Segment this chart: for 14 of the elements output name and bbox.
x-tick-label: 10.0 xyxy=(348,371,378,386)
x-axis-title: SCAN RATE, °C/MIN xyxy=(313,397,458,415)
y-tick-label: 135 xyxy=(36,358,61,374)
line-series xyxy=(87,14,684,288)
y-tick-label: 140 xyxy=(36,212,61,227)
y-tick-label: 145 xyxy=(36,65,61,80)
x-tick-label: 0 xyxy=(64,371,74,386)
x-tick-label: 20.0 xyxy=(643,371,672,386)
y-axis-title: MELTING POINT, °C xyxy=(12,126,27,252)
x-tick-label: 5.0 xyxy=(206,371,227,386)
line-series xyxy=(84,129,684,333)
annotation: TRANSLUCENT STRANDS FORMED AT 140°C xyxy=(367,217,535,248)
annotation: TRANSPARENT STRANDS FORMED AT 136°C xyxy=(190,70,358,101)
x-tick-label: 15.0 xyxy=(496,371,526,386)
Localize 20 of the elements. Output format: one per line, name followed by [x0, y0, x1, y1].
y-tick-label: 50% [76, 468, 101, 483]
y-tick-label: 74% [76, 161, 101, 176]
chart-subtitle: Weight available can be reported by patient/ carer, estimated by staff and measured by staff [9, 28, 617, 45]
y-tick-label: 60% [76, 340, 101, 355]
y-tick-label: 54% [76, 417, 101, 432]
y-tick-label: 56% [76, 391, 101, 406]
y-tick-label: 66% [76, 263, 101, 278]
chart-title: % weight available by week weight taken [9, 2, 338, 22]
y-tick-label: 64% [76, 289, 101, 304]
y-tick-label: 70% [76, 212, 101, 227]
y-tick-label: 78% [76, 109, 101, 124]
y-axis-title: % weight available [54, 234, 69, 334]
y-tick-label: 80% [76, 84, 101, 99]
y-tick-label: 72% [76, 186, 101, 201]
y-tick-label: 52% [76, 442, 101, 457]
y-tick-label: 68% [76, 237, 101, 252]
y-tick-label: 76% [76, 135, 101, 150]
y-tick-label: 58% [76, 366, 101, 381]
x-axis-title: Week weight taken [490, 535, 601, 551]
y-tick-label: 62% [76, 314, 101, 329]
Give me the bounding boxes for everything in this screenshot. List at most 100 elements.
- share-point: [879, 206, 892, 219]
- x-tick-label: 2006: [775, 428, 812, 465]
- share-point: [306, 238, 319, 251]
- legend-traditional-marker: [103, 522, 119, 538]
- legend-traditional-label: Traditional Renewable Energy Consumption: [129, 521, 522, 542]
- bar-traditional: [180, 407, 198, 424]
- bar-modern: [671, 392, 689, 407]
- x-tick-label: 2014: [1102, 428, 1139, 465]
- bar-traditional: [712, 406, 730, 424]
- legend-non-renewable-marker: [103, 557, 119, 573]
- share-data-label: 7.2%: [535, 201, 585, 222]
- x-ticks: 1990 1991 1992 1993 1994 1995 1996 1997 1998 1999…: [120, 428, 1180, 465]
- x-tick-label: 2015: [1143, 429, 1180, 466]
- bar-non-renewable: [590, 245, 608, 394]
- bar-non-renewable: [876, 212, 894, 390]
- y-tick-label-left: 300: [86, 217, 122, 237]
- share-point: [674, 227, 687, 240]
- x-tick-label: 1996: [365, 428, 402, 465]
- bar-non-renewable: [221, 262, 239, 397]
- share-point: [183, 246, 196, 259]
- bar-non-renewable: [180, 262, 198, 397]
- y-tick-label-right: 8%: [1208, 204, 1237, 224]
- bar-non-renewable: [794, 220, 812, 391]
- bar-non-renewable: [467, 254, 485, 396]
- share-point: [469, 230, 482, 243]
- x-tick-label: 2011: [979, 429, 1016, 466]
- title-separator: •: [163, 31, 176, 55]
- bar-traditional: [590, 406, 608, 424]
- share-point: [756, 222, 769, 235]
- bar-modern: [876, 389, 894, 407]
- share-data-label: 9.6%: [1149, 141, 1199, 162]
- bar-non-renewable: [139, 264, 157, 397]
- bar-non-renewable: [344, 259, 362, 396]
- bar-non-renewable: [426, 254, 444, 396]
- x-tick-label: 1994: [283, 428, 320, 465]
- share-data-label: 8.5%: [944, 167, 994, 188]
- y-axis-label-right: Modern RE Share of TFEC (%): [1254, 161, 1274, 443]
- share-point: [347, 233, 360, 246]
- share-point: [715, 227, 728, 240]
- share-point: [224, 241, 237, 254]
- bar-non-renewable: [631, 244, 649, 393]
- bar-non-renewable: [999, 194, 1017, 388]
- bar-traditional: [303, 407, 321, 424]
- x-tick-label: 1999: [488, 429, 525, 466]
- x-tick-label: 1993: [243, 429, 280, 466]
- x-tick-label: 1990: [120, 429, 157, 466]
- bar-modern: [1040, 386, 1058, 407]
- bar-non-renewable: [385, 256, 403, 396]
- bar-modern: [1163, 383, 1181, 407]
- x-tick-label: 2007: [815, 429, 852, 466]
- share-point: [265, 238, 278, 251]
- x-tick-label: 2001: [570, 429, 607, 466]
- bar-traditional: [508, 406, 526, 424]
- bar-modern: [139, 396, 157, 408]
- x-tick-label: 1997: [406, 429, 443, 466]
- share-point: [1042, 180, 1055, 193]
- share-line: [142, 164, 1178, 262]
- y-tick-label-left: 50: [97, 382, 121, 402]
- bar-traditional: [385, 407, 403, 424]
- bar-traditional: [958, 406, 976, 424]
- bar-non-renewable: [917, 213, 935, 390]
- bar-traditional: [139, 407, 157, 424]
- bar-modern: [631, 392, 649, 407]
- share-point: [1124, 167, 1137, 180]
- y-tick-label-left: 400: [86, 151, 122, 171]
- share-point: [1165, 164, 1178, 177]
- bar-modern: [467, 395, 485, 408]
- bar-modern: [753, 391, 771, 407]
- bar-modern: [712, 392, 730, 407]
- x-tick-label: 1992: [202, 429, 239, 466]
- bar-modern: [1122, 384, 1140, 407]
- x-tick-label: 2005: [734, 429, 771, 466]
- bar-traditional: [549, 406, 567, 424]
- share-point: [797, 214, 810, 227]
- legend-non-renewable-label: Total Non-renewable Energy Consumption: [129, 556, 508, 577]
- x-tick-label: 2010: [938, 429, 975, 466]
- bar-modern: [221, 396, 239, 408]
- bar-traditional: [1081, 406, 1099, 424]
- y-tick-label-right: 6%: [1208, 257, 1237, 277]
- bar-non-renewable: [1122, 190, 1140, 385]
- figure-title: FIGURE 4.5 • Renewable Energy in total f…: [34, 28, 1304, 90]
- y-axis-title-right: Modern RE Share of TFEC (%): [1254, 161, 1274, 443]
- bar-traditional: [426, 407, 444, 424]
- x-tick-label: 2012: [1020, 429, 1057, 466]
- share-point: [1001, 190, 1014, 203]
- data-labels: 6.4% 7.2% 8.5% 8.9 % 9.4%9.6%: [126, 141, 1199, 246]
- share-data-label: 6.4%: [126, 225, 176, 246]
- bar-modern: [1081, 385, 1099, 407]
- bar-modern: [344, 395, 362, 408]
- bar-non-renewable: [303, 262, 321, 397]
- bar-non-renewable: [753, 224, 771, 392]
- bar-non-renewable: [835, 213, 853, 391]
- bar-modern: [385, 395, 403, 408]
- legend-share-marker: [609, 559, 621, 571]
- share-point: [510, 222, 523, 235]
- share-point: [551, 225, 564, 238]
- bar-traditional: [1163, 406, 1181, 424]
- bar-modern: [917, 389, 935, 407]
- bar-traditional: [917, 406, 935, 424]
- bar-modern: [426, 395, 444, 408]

- **THE PROBLEM**: Render every line of the records as a Markdown table with the columns "Number" and "Text," putting the row number in the first column and the line in the second. Leave out blank lines.

- **WRITTEN SOLUTION**:
| Number | Text |
|---|---|
| 1 | Segment this chart: for 14 of the elements output name and bbox. |
| 2 | x-tick-label: 10.0 xyxy=(348,371,378,386) |
| 3 | x-axis-title: SCAN RATE, °C/MIN xyxy=(313,397,458,415) |
| 4 | y-tick-label: 135 xyxy=(36,358,61,374) |
| 5 | line-series xyxy=(87,14,684,288) |
| 6 | y-tick-label: 140 xyxy=(36,212,61,227) |
| 7 | y-tick-label: 145 xyxy=(36,65,61,80) |
| 8 | x-tick-label: 0 xyxy=(64,371,74,386) |
| 9 | x-tick-label: 20.0 xyxy=(643,371,672,386) |
| 10 | y-axis-title: MELTING POINT, °C xyxy=(12,126,27,252) |
| 11 | x-tick-label: 5.0 xyxy=(206,371,227,386) |
| 12 | line-series xyxy=(84,129,684,333) |
| 13 | annotation: TRANSLUCENT STRANDS FORMED AT 140°C xyxy=(367,217,535,248) |
| 14 | annotation: TRANSPARENT STRANDS FORMED AT 136°C xyxy=(190,70,358,101) |
| 15 | x-tick-label: 15.0 xyxy=(496,371,526,386) |
| 16 | Localize 20 of the elements. Output format: one per line, name followed by [x0, y0, x1, y1]. |
| 17 | y-tick-label: 50% [76, 468, 101, 483] |
| 18 | y-tick-label: 74% [76, 161, 101, 176] |
| 19 | chart-subtitle: Weight available can be reported by patient/ carer, estimated by staff and measured by staff [9, 28, 617, 45] |
| 20 | y-tick-label: 60% [76, 340, 101, 355] |
| 21 | y-tick-label: 54% [76, 417, 101, 432] |
| 22 | y-tick-label: 56% [76, 391, 101, 406] |
| 23 | y-tick-label: 66% [76, 263, 101, 278] |
| 24 | chart-title: % weight available by week weight taken [9, 2, 338, 22] |
| 25 | y-tick-label: 64% [76, 289, 101, 304] |
| 26 | y-tick-label: 70% [76, 212, 101, 227] |
| 27 | y-tick-label: 78% [76, 109, 101, 124] |
| 28 | y-axis-title: % weight available [54, 234, 69, 334] |
| 29 | y-tick-label: 80% [76, 84, 101, 99] |
| 30 | y-tick-label: 72% [76, 186, 101, 201] |
| 31 | y-tick-label: 52% [76, 442, 101, 457] |
| 32 | y-tick-label: 68% [76, 237, 101, 252] |
| 33 | y-tick-label: 76% [76, 135, 101, 150] |
| 34 | y-tick-label: 58% [76, 366, 101, 381] |
| 35 | x-axis-title: Week weight taken [490, 535, 601, 551] |
| 36 | y-tick-label: 62% [76, 314, 101, 329] |
| 37 | Give me the bounding boxes for everything in this screenshot. List at most 100 elements. |
| 38 | - share-point: [879, 206, 892, 219] |
| 39 | - x-tick-label: 2006: [775, 428, 812, 465] |
| 40 | - share-point: [306, 238, 319, 251] |
| 41 | - legend-traditional-marker: [103, 522, 119, 538] |
| 42 | - legend-traditional-label: Traditional Renewable Energy Consumption: [129, 521, 522, 542] |
| 43 | - bar-traditional: [180, 407, 198, 424] |
| 44 | - bar-modern: [671, 392, 689, 407] |
| 45 | - x-tick-label: 2014: [1102, 428, 1139, 465] |
| 46 | - bar-traditional: [712, 406, 730, 424] |
| 47 | - legend-non-renewable-marker: [103, 557, 119, 573] |
| 48 | - share-data-label: 7.2%: [535, 201, 585, 222] |
| 49 | - x-ticks: 1990 1991 1992 1993 1994 1995 1996 1997 1998 1999…: [120, 428, 1180, 465] |
| 50 | - x-tick-label: 2015: [1143, 429, 1180, 466] |
| 51 | - bar-non-renewable: [590, 245, 608, 394] |
| 52 | - bar-non-renewable: [876, 212, 894, 390] |
| 53 | - y-tick-label-left: 300: [86, 217, 122, 237] |
| 54 | - share-point: [674, 227, 687, 240] |
| 55 | - x-tick-label: 1996: [365, 428, 402, 465] |
| 56 | - bar-non-renewable: [221, 262, 239, 397] |
| 57 | - share-point: [183, 246, 196, 259] |
| 58 | - bar-non-renewable: [180, 262, 198, 397] |
| 59 | - y-tick-label-right: 8%: [1208, 204, 1237, 224] |
| 60 | - bar-non-renewable: [794, 220, 812, 391] |
| 61 | - bar-non-renewable: [467, 254, 485, 396] |
| 62 | - share-point: [469, 230, 482, 243] |
| 63 | - x-tick-label: 2011: [979, 429, 1016, 466] |
| 64 | - title-separator: •: [163, 31, 176, 55] |
| 65 | - bar-traditional: [590, 406, 608, 424] |
| 66 | - share-point: [756, 222, 769, 235] |
| 67 | - bar-modern: [876, 389, 894, 407] |
| 68 | - share-data-label: 9.6%: [1149, 141, 1199, 162] |
| 69 | - bar-non-renewable: [139, 264, 157, 397] |
| 70 | - bar-non-renewable: [344, 259, 362, 396] |
| 71 | - bar-non-renewable: [426, 254, 444, 396] |
| 72 | - x-tick-label: 1994: [283, 428, 320, 465] |
| 73 | - share-data-label: 8.5%: [944, 167, 994, 188] |
| 74 | - y-axis-label-right: Modern RE Share of TFEC (%): [1254, 161, 1274, 443] |
| 75 | - share-point: [347, 233, 360, 246] |
| 76 | - share-point: [715, 227, 728, 240] |
| 77 | - share-point: [224, 241, 237, 254] |
| 78 | - bar-non-renewable: [631, 244, 649, 393] |
| 79 | - bar-non-renewable: [999, 194, 1017, 388] |
| 80 | - bar-traditional: [303, 407, 321, 424] |
| 81 | - x-tick-label: 1999: [488, 429, 525, 466] |
| 82 | - x-tick-label: 1993: [243, 429, 280, 466] |
| 83 | - x-tick-label: 1990: [120, 429, 157, 466] |
| 84 | - bar-modern: [1040, 386, 1058, 407] |
| 85 | - bar-non-renewable: [385, 256, 403, 396] |
| 86 | - bar-modern: [1163, 383, 1181, 407] |
| 87 | - x-tick-label: 2007: [815, 429, 852, 466] |
| 88 | - share-point: [265, 238, 278, 251] |
| 89 | - x-tick-label: 2001: [570, 429, 607, 466] |
| 90 | - bar-traditional: [508, 406, 526, 424] |
| 91 | - bar-modern: [139, 396, 157, 408] |
| 92 | - x-tick-label: 1997: [406, 429, 443, 466] |
| 93 | - share-point: [1042, 180, 1055, 193] |
| 94 | - share-line: [142, 164, 1178, 262] |
| 95 | - y-tick-label-left: 50: [97, 382, 121, 402] |
| 96 | - bar-traditional: [385, 407, 403, 424] |
| 97 | - bar-traditional: [958, 406, 976, 424] |
| 98 | - bar-non-renewable: [917, 213, 935, 390] |
| 99 | - bar-traditional: [139, 407, 157, 424] |
| 100 | - bar-modern: [631, 392, 649, 407] |
| 101 | - share-point: [1124, 167, 1137, 180] |
| 102 | - y-tick-label-left: 400: [86, 151, 122, 171] |
| 103 | - share-point: [1165, 164, 1178, 177] |
| 104 | - bar-modern: [467, 395, 485, 408] |
| 105 | - bar-modern: [753, 391, 771, 407] |
| 106 | - bar-modern: [712, 392, 730, 407] |
| 107 | - x-tick-label: 1992: [202, 429, 239, 466] |
| 108 | - bar-modern: [1122, 384, 1140, 407] |
| 109 | - x-tick-label: 2005: [734, 429, 771, 466] |
| 110 | - bar-traditional: [549, 406, 567, 424] |
| 111 | - share-point: [797, 214, 810, 227] |
| 112 | - legend-non-renewable-label: Total Non-renewable Energy Consumption: [129, 556, 508, 577] |
| 113 | - x-tick-label: 2010: [938, 429, 975, 466] |
| 114 | - bar-modern: [221, 396, 239, 408] |
| 115 | - bar-traditional: [1081, 406, 1099, 424] |
| 116 | - y-tick-label-right: 6%: [1208, 257, 1237, 277] |
| 117 | - bar-non-renewable: [1122, 190, 1140, 385] |
| 118 | - figure-title: FIGURE 4.5 • Renewable Energy in total f…: [34, 28, 1304, 90] |
| 119 | - y-axis-title-right: Modern RE Share of TFEC (%): [1254, 161, 1274, 443] |
| 120 | - bar-traditional: [426, 407, 444, 424] |
| 121 | - x-tick-label: 2012: [1020, 429, 1057, 466] |
| 122 | - share-point: [1001, 190, 1014, 203] |
| 123 | - data-labels: 6.4% 7.2% 8.5% 8.9 % 9.4%9.6%: [126, 141, 1199, 246] |
| 124 | - share-data-label: 6.4%: [126, 225, 176, 246] |
| 125 | - bar-modern: [1081, 385, 1099, 407] |
| 126 | - bar-modern: [344, 395, 362, 408] |
| 127 | - bar-non-renewable: [303, 262, 321, 397] |
| 128 | - bar-non-renewable: [753, 224, 771, 392] |
| 129 | - bar-non-renewable: [835, 213, 853, 391] |
| 130 | - bar-modern: [385, 395, 403, 408] |
| 131 | - legend-share-marker: [609, 559, 621, 571] |
| 132 | - share-point: [510, 222, 523, 235] |
| 133 | - share-point: [551, 225, 564, 238] |
| 134 | - bar-traditional: [1163, 406, 1181, 424] |
| 135 | - bar-modern: [917, 389, 935, 407] |
| 136 | - bar-traditional: [917, 406, 935, 424] |
| 137 | - bar-modern: [426, 395, 444, 408] |